L’estate era agli sgoccioli, ma la tensione tra le strade di Viticuso non accennava a placarsi. Era il 3 settembre dello scorso anno quando, nei pressi di un noto bar del piccolo centro del Frusinate, la tranquillità di una serata di fine stagione veniva squarciata da urla e spintoni. Una discussione nata per futili motivi, forse una parola di troppo o uno sguardo interpretato male, si era trasformata rapidamente in una violenta rissa che aveva coinvolto sei ragazzi. Oggi, a distanza di mesi da quell’episodio, la giustizia amministrativa ha presentato il conto.

═══

* _Problema da risolvere_:
Ricopia fedelmente il passo dell'estratto sulla rissa di Viticuso, cominciando da "L’estate era agli" e proseguendo fino a "presentato il conto.".

* _Voci del dataset_:
═══

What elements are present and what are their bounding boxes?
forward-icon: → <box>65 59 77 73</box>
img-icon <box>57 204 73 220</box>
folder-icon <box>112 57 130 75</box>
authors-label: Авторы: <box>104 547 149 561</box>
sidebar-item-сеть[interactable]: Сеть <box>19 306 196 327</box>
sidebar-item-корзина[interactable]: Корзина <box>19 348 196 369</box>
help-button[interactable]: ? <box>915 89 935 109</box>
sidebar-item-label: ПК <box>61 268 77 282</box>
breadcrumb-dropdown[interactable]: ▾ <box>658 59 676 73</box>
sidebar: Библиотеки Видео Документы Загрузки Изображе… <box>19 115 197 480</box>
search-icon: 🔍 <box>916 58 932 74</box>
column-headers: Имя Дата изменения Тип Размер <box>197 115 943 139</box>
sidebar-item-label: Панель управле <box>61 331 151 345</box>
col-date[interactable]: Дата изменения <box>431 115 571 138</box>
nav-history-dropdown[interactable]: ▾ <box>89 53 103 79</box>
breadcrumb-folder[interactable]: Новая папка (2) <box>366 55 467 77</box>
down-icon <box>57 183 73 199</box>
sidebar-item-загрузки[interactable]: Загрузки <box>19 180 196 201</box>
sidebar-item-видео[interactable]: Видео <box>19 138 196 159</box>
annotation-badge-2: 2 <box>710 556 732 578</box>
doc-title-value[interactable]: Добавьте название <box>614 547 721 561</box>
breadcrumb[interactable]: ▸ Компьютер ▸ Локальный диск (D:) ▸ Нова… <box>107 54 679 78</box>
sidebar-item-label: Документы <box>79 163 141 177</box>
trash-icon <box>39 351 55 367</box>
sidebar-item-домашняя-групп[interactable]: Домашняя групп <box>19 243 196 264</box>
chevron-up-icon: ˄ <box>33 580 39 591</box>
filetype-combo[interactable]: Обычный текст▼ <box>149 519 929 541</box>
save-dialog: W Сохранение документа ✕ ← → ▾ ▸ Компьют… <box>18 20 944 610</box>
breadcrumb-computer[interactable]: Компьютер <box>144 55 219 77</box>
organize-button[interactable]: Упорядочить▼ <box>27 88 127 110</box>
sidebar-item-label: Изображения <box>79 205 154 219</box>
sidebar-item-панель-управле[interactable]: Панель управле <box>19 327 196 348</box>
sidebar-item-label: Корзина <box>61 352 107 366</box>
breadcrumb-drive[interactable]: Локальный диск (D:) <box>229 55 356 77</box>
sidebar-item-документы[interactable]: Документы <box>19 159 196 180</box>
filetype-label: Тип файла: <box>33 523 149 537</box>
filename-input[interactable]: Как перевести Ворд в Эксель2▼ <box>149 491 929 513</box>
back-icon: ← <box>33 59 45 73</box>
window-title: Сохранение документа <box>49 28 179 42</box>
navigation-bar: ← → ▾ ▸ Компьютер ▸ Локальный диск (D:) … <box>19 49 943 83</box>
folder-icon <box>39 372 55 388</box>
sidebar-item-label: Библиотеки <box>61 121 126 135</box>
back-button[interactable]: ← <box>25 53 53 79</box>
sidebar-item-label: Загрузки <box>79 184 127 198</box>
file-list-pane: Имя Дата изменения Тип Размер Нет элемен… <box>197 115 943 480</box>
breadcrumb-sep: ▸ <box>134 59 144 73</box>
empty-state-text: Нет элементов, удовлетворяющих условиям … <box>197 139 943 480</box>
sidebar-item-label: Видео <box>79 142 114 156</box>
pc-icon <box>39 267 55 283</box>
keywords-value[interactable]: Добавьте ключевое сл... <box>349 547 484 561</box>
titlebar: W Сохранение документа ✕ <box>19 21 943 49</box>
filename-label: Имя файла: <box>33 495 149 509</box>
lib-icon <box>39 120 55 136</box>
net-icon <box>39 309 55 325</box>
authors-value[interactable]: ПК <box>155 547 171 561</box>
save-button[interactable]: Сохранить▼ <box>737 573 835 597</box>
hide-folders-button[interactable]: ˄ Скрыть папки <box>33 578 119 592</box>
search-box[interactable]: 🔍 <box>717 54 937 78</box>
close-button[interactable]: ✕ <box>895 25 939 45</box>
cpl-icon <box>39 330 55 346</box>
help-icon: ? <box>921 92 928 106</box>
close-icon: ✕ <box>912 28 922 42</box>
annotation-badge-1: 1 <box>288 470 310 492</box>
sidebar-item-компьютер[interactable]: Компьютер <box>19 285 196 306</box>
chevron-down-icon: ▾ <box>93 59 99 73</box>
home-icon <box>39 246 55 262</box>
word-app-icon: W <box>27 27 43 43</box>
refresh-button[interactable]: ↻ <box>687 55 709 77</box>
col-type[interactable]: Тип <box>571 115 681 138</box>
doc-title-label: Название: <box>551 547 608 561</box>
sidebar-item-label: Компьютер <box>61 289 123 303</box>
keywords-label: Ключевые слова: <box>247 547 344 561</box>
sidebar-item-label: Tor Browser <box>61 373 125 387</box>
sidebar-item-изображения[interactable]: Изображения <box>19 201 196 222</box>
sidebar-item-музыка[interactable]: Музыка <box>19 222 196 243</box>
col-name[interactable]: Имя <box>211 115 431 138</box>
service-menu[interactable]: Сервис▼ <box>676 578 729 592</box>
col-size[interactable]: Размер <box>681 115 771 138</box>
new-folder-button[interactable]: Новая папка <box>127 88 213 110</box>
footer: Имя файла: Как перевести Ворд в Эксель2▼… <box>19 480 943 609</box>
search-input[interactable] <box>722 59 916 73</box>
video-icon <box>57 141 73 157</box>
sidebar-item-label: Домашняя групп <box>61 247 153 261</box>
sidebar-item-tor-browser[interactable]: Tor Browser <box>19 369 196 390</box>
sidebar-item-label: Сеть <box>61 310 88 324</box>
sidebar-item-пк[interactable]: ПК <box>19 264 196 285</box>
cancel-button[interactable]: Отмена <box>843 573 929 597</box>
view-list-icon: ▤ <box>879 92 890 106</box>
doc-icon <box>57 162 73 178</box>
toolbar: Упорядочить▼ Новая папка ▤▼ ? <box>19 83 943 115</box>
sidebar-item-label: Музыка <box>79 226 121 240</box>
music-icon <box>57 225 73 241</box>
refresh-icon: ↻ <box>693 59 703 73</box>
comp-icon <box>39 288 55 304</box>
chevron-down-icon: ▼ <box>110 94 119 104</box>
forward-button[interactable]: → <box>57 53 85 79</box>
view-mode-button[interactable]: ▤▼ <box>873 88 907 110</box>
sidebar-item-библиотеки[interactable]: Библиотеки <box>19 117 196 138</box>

═══

* _Risposta_:
L’estate era agli sgoccioli, ma la tensione tra le strade di Viticuso non accennava a placarsi. Era il 3 settembre dello scorso anno quando, nei pressi di un noto bar del piccolo centro del Frusinate, la tranquillità di una serata di fine stagione veniva squarciata da urla e spintoni. Una discussione nata per futili motivi, forse una parola di troppo o uno sguardo interpretato male, si era trasformata rapidamente in una violenta rissa che aveva coinvolto sei ragazzi. Oggi, a distanza di mesi da quell’episodio, la giustizia amministrativa ha presentato il conto.